EXERCISE DETAILS
All entries below need to be written out exactly, but without their pictures.

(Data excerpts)

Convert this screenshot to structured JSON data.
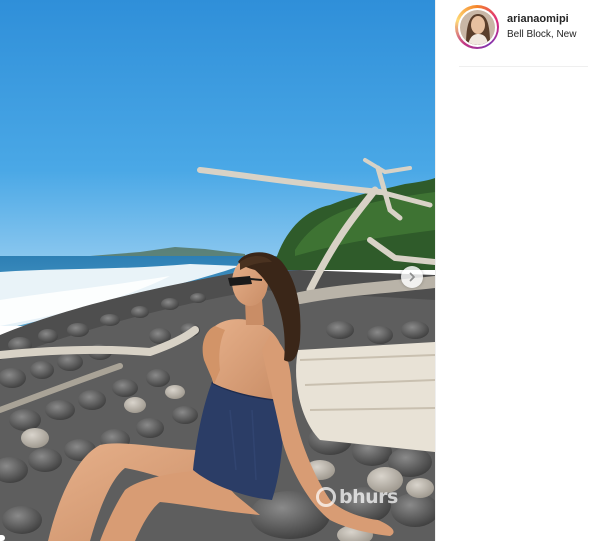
{
  "post": {
    "username": "arianaomipi",
    "location": "Bell Block, New"
  },
  "photo": {
    "subject": "woman in a navy strapless swimsuit and sunglasses sitting on a pebble beach with driftwood",
    "watermark": "bhurs"
  },
  "icons": {
    "next": "chevron-right-icon"
  },
  "colors": {
    "sky": "#3d9be0",
    "sea": "#3a8fc0",
    "swimsuit": "#2b3d66",
    "text": "#262626",
    "divider": "#efefef"
  }
}
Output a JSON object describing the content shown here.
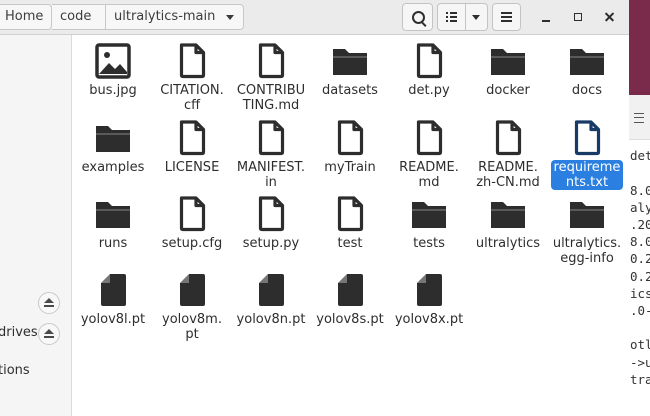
{
  "breadcrumb": {
    "home": "Home",
    "code": "code",
    "current": "ultralytics-main"
  },
  "sidebar": {
    "drives_label": "drives",
    "locations_label": "tions"
  },
  "terminal_lines": [
    "",
    "det",
    "",
    "8.0",
    "aly",
    ".20",
    "8.0",
    "0.2",
    "0.2",
    "ics",
    ".0-",
    "",
    "otl",
    "->u",
    "tra"
  ],
  "colors": {
    "selection": "#2a7fe0",
    "icon": "#2d2d2d",
    "selected_icon": "#173a66"
  },
  "files": [
    {
      "name": "bus.jpg",
      "icon": "image-file-icon"
    },
    {
      "name": "CITATION.cff",
      "label": "CITATION.\ncff",
      "icon": "document-file-icon"
    },
    {
      "name": "CONTRIBUTING.md",
      "label": "CONTRIBU\nTING.md",
      "icon": "document-file-icon"
    },
    {
      "name": "datasets",
      "icon": "folder-icon"
    },
    {
      "name": "det.py",
      "icon": "document-file-icon"
    },
    {
      "name": "docker",
      "icon": "folder-icon"
    },
    {
      "name": "docs",
      "icon": "folder-icon"
    },
    {
      "name": "examples",
      "icon": "folder-icon"
    },
    {
      "name": "LICENSE",
      "icon": "document-file-icon"
    },
    {
      "name": "MANIFEST.in",
      "label": "MANIFEST.\nin",
      "icon": "document-file-icon"
    },
    {
      "name": "myTrain",
      "icon": "document-file-icon"
    },
    {
      "name": "README.md",
      "label": "README.\nmd",
      "icon": "document-file-icon"
    },
    {
      "name": "README.zh-CN.md",
      "label": "README.\nzh-CN.md",
      "icon": "document-file-icon"
    },
    {
      "name": "requirements.txt",
      "label": "requireme\nnts.txt",
      "icon": "document-file-icon",
      "selected": true
    },
    {
      "name": "runs",
      "icon": "folder-icon"
    },
    {
      "name": "setup.cfg",
      "icon": "document-file-icon"
    },
    {
      "name": "setup.py",
      "icon": "document-file-icon"
    },
    {
      "name": "test",
      "icon": "document-file-icon"
    },
    {
      "name": "tests",
      "icon": "folder-icon"
    },
    {
      "name": "ultralytics",
      "icon": "folder-icon"
    },
    {
      "name": "ultralytics.egg-info",
      "label": "ultralytics.\negg-info",
      "icon": "folder-icon"
    },
    {
      "name": "yolov8l.pt",
      "icon": "binary-file-icon"
    },
    {
      "name": "yolov8m.pt",
      "label": "yolov8m.\npt",
      "icon": "binary-file-icon"
    },
    {
      "name": "yolov8n.pt",
      "icon": "binary-file-icon"
    },
    {
      "name": "yolov8s.pt",
      "icon": "binary-file-icon"
    },
    {
      "name": "yolov8x.pt",
      "icon": "binary-file-icon"
    }
  ]
}
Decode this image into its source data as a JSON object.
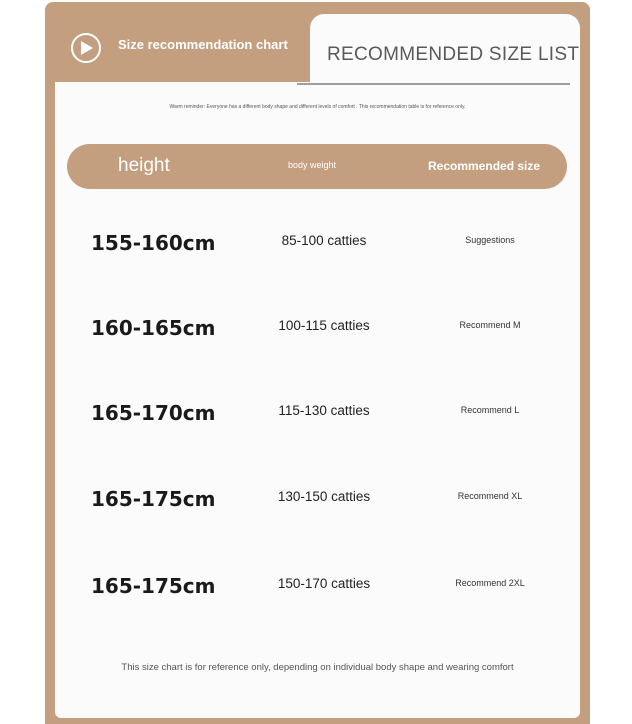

EXERCISE SOLUTION
Convert this screenshot to structured JSON data.
{
  "post": {
    "username": "arianaomipi",
    "location": "Bell Block, New"
  },
  "photo": {
    "subject": "woman in a navy strapless swimsuit and sunglasses sitting on a pebble beach with driftwood",
    "watermark": "bhurs"
  },
  "icons": {
    "next": "chevron-right-icon"
  },
  "colors": {
    "sky": "#3d9be0",
    "sea": "#3a8fc0",
    "swimsuit": "#2b3d66",
    "text": "#262626",
    "divider": "#efefef"
  }
}
Output a JSON object describing the content shown here.
{
  "breadcrumb": {
    "home": "Home",
    "code": "code",
    "current": "ultralytics-main"
  },
  "sidebar": {
    "drives_label": "drives",
    "locations_label": "tions"
  },
  "terminal_lines": [
    "",
    "det",
    "",
    "8.0",
    "aly",
    ".20",
    "8.0",
    "0.2",
    "0.2",
    "ics",
    ".0-",
    "",
    "otl",
    "->u",
    "tra"
  ],
  "colors": {
    "selection": "#2a7fe0",
    "icon": "#2d2d2d",
    "selected_icon": "#173a66"
  },
  "files": [
    {
      "name": "bus.jpg",
      "icon": "image-file-icon"
    },
    {
      "name": "CITATION.cff",
      "label": "CITATION.\ncff",
      "icon": "document-file-icon"
    },
    {
      "name": "CONTRIBUTING.md",
      "label": "CONTRIBU\nTING.md",
      "icon": "document-file-icon"
    },
    {
      "name": "datasets",
      "icon": "folder-icon"
    },
    {
      "name": "det.py",
      "icon": "document-file-icon"
    },
    {
      "name": "docker",
      "icon": "folder-icon"
    },
    {
      "name": "docs",
      "icon": "folder-icon"
    },
    {
      "name": "examples",
      "icon": "folder-icon"
    },
    {
      "name": "LICENSE",
      "icon": "document-file-icon"
    },
    {
      "name": "MANIFEST.in",
      "label": "MANIFEST.\nin",
      "icon": "document-file-icon"
    },
    {
      "name": "myTrain",
      "icon": "document-file-icon"
    },
    {
      "name": "README.md",
      "label": "README.\nmd",
      "icon": "document-file-icon"
    },
    {
      "name": "README.zh-CN.md",
      "label": "README.\nzh-CN.md",
      "icon": "document-file-icon"
    },
    {
      "name": "requirements.txt",
      "label": "requireme\nnts.txt",
      "icon": "document-file-icon",
      "selected": true
    },
    {
      "name": "runs",
      "icon": "folder-icon"
    },
    {
      "name": "setup.cfg",
      "icon": "document-file-icon"
    },
    {
      "name": "setup.py",
      "icon": "document-file-icon"
    },
    {
      "name": "test",
      "icon": "document-file-icon"
    },
    {
      "name": "tests",
      "icon": "folder-icon"
    },
    {
      "name": "ultralytics",
      "icon": "folder-icon"
    },
    {
      "name": "ultralytics.egg-info",
      "label": "ultralytics.\negg-info",
      "icon": "folder-icon"
    },
    {
      "name": "yolov8l.pt",
      "icon": "binary-file-icon"
    },
    {
      "name": "yolov8m.pt",
      "label": "yolov8m.\npt",
      "icon": "binary-file-icon"
    },
    {
      "name": "yolov8n.pt",
      "icon": "binary-file-icon"
    },
    {
      "name": "yolov8s.pt",
      "icon": "binary-file-icon"
    },
    {
      "name": "yolov8x.pt",
      "icon": "binary-file-icon"
    }
  ]
}
Decode this image into its source data as a JSON object.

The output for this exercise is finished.